INSTRUCTIONS TO FOLLOW
Output every line below exactly.

DATA EXTRACT
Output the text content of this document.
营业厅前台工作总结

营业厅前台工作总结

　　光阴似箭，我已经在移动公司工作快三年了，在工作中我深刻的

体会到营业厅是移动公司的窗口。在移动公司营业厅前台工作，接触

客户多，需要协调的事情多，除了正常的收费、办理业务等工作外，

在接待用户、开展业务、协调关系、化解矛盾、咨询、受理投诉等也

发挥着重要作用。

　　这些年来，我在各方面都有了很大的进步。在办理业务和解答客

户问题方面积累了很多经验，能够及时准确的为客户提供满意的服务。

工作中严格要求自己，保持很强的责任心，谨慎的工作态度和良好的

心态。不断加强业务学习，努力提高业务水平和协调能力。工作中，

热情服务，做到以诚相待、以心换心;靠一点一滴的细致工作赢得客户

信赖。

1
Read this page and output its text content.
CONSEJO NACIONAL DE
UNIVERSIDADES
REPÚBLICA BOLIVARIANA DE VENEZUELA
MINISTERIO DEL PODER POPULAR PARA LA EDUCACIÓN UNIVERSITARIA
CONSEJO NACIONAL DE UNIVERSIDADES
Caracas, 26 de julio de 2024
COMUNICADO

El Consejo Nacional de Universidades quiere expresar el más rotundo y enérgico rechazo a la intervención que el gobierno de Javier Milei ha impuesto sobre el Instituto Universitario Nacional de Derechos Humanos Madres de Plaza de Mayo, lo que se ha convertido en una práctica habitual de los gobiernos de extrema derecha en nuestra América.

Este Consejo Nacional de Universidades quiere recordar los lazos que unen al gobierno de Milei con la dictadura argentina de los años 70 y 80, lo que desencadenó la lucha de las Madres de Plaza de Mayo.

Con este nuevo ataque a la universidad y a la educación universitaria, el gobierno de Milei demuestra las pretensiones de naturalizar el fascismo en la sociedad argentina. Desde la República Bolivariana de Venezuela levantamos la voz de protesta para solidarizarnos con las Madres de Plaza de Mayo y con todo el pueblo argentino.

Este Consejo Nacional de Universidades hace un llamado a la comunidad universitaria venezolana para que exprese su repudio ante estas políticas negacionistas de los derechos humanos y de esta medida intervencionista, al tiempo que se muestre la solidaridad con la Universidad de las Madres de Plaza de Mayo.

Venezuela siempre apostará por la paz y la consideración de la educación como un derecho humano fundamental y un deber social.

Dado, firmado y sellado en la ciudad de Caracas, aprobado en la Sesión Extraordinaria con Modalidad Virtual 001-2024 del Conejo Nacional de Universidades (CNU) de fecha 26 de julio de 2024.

WORKED SOLUTION
Output the text content of this document.
营业厅前台工作总结

营业厅前台工作总结

　　光阴似箭，我已经在移动公司工作快三年了，在工作中我深刻的

体会到营业厅是移动公司的窗口。在移动公司营业厅前台工作，接触

客户多，需要协调的事情多，除了正常的收费、办理业务等工作外，

在接待用户、开展业务、协调关系、化解矛盾、咨询、受理投诉等也

发挥着重要作用。

　　这些年来，我在各方面都有了很大的进步。在办理业务和解答客

户问题方面积累了很多经验，能够及时准确的为客户提供满意的服务。

工作中严格要求自己，保持很强的责任心，谨慎的工作态度和良好的

心态。不断加强业务学习，努力提高业务水平和协调能力。工作中，

热情服务，做到以诚相待、以心换心;靠一点一滴的细致工作赢得客户

信赖。

1
Read this page and output its text content.
CONSEJO NACIONAL DE
UNIVERSIDADES
REPÚBLICA BOLIVARIANA DE VENEZUELA
MINISTERIO DEL PODER POPULAR PARA LA EDUCACIÓN UNIVERSITARIA
CONSEJO NACIONAL DE UNIVERSIDADES
Caracas, 26 de julio de 2024
COMUNICADO

El Consejo Nacional de Universidades quiere expresar el más rotundo y enérgico rechazo a la intervención que el gobierno de Javier Milei ha impuesto sobre el Instituto Universitario Nacional de Derechos Humanos Madres de Plaza de Mayo, lo que se ha convertido en una práctica habitual de los gobiernos de extrema derecha en nuestra América.

Este Consejo Nacional de Universidades quiere recordar los lazos que unen al gobierno de Milei con la dictadura argentina de los años 70 y 80, lo que desencadenó la lucha de las Madres de Plaza de Mayo.

Con este nuevo ataque a la universidad y a la educación universitaria, el gobierno de Milei demuestra las pretensiones de naturalizar el fascismo en la sociedad argentina. Desde la República Bolivariana de Venezuela levantamos la voz de protesta para solidarizarnos con las Madres de Plaza de Mayo y con todo el pueblo argentino.

Este Consejo Nacional de Universidades hace un llamado a la comunidad universitaria venezolana para que exprese su repudio ante estas políticas negacionistas de los derechos humanos y de esta medida intervencionista, al tiempo que se muestre la solidaridad con la Universidad de las Madres de Plaza de Mayo.

Venezuela siempre apostará por la paz y la consideración de la educación como un derecho humano fundamental y un deber social.

Dado, firmado y sellado en la ciudad de Caracas, aprobado en la Sesión Extraordinaria con Modalidad Virtual 001-2024 del Conejo Nacional de Universidades (CNU) de fecha 26 de julio de 2024.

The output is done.